From the listing below, copy every line with the word "результатов".

GIVEN RECORDS —
--------------------------------------------------
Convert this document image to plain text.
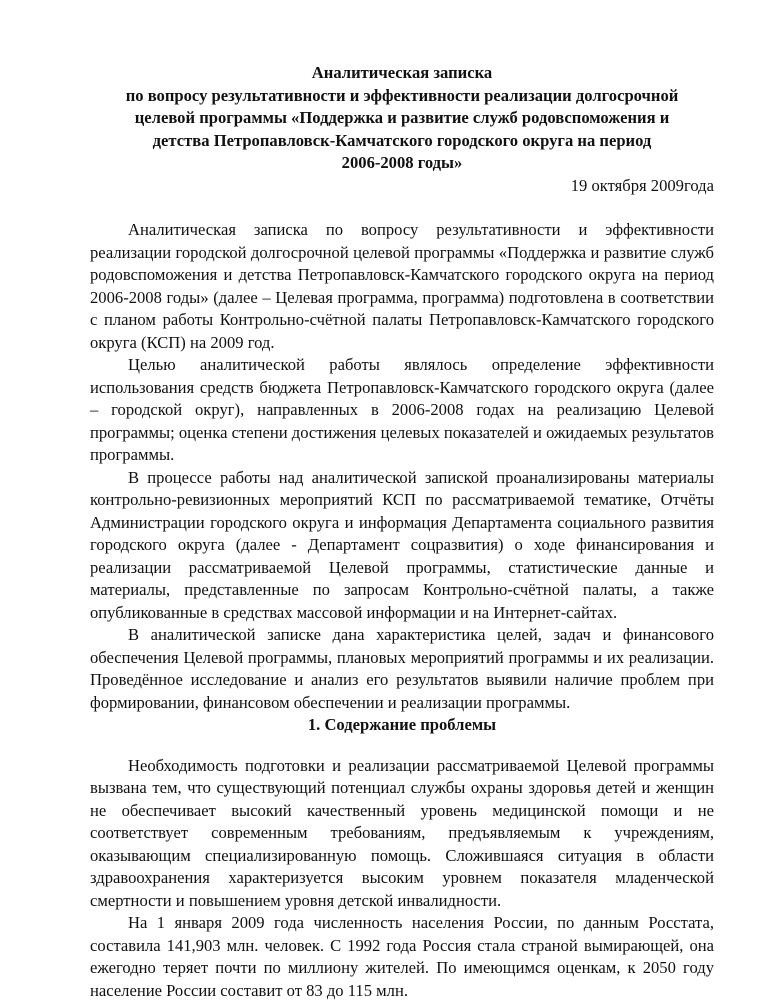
Аналитическая записка
по вопросу результативности и эффективности реализации долгосрочной
целевой программы «Поддержка и развитие служб родовспоможения и
детства Петропавловск-Камчатского городского округа на период
2006-2008 годы»

19 октября 2009года

Аналитическая записка по вопросу результативности и эффективности реализации городской долгосрочной целевой программы «Поддержка и развитие служб родовспоможения и детства Петропавловск-Камчатского городского округа на период 2006-2008 годы» (далее – Целевая программа, программа) подготовлена в соответствии с планом работы Контрольно-счётной палаты Петропавловск-Камчатского городского округа (КСП) на 2009 год.

Целью аналитической работы являлось определение эффективности использования средств бюджета Петропавловск-Камчатского городского округа (далее – городской округ), направленных в 2006-2008 годах на реализацию Целевой программы; оценка степени достижения целевых показателей и ожидаемых результатов программы.

В процессе работы над аналитической запиской проанализированы материалы контрольно-ревизионных мероприятий КСП по рассматриваемой тематике, Отчёты Администрации городского округа и информация Департамента социального развития городского округа (далее - Департамент соцразвития) о ходе финансирования и реализации рассматриваемой Целевой программы, статистические данные и материалы, представленные по запросам Контрольно-счётной палаты, а также опубликованные в средствах массовой информации и на Интернет-сайтах.

В аналитической записке дана характеристика целей, задач и финансового обеспечения Целевой программы, плановых мероприятий программы и их реализации. Проведённое исследование и анализ его результатов выявили наличие проблем при формировании, финансовом обеспечении и реализации программы.

1. Содержание проблемы

Необходимость подготовки и реализации рассматриваемой Целевой программы вызвана тем, что существующий потенциал службы охраны здоровья детей и женщин не обеспечивает высокий качественный уровень медицинской помощи и не соответствует современным требованиям, предъявляемым к учреждениям, оказывающим специализированную помощь. Сложившаяся ситуация в области здравоохранения характеризуется высоким уровнем показателя младенческой смертности и повышением уровня детской инвалидности.

На 1 января 2009 года численность населения России, по данным Росстата, составила 141,903 млн. человек. С 1992 года Россия стала страной вымирающей, она ежегодно теряет почти по миллиону жителей. По имеющимся оценкам, к 2050 году население России составит от 83 до 115 млн.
--------------------------------------------------
TASK SOLUTION —
Целью аналитической работы являлось определение эффективности использования средств бюджета Петропавловск-Камчатского городского округа (далее – городской округ), направленных в 2006-2008 годах на реализацию Целевой программы; оценка степени достижения целевых показателей и ожидаемых результатов программы.
В аналитической записке дана характеристика целей, задач и финансового обеспечения Целевой программы, плановых мероприятий программы и их реализации. Проведённое исследование и анализ его результатов выявили наличие проблем при формировании, финансовом обеспечении и реализации программы.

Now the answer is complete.